_DIRECTIVE_
Review the lines that follow and copy each one that contains the word "attainment".

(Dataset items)
-----

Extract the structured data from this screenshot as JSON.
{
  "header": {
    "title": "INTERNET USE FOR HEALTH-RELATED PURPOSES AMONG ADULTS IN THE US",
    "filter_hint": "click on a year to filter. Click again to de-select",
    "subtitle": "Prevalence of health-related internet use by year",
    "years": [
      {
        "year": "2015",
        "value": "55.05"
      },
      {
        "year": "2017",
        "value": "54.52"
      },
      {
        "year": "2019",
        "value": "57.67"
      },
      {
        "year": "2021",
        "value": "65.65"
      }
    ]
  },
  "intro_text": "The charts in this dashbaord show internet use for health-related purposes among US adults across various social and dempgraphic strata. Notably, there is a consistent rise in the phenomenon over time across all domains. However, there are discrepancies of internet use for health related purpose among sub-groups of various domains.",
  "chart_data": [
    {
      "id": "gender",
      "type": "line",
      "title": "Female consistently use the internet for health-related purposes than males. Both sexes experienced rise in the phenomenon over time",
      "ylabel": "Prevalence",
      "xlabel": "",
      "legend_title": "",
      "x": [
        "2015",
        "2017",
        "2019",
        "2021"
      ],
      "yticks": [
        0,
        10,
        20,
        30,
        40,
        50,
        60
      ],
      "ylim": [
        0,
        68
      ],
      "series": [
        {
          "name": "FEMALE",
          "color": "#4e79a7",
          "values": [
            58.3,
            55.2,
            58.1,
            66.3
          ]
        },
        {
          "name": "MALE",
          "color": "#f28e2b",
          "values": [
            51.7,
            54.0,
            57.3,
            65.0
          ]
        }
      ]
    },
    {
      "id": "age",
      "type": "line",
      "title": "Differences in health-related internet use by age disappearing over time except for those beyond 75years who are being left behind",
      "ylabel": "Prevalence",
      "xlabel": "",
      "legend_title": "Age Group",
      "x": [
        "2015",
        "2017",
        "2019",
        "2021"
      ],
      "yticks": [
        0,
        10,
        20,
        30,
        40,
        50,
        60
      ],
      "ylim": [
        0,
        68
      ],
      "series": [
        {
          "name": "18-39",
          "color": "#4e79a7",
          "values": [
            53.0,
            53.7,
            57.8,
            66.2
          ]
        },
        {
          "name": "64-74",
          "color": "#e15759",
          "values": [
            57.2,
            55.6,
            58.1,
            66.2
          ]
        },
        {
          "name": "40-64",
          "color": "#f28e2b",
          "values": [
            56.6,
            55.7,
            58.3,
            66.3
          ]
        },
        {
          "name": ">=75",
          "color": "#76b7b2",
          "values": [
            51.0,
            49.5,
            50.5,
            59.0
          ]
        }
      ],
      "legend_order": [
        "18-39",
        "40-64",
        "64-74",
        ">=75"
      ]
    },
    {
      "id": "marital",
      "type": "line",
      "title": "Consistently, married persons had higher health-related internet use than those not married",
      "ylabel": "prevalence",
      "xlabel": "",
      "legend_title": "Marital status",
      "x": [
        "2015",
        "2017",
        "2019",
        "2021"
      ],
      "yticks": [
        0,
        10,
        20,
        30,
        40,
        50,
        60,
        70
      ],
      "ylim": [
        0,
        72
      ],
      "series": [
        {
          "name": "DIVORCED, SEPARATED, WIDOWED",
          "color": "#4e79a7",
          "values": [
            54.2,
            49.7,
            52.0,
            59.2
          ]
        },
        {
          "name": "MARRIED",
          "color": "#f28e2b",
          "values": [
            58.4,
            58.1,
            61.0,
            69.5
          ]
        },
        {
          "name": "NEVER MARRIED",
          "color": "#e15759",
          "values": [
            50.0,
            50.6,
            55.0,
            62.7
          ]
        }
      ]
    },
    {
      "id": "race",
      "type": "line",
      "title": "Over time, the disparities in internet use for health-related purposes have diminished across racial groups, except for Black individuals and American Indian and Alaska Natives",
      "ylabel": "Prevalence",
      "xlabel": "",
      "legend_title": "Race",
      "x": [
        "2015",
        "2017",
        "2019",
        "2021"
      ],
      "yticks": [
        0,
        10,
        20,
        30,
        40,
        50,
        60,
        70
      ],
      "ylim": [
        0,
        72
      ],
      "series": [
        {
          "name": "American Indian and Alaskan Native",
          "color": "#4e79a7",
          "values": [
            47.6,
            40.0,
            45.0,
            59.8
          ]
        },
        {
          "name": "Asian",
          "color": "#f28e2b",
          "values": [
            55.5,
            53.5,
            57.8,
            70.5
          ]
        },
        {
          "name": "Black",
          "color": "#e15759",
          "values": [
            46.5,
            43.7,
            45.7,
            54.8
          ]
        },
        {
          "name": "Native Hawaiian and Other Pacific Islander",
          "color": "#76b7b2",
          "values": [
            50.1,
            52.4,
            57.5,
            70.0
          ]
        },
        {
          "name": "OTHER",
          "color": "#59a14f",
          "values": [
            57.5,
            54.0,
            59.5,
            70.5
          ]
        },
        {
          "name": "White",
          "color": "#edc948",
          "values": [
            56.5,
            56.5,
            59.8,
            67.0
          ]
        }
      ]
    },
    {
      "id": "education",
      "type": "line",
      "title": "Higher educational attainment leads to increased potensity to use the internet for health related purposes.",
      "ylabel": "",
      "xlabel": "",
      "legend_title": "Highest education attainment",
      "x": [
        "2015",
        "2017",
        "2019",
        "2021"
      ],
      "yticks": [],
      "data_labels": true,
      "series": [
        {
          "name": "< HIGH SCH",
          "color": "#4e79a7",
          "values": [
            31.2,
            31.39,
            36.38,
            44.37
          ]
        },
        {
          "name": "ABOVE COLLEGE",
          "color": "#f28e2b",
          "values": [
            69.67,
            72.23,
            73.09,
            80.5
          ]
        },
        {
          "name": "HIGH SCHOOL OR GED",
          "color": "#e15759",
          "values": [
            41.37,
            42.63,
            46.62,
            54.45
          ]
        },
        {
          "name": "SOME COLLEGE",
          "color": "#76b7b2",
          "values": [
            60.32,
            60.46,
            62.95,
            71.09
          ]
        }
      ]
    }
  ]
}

-----

_EXERCISE ANSWER_
      "title": "Higher educational attainment leads to increased potensity to use the internet for health related purposes.",
      "legend_title": "Highest education attainment",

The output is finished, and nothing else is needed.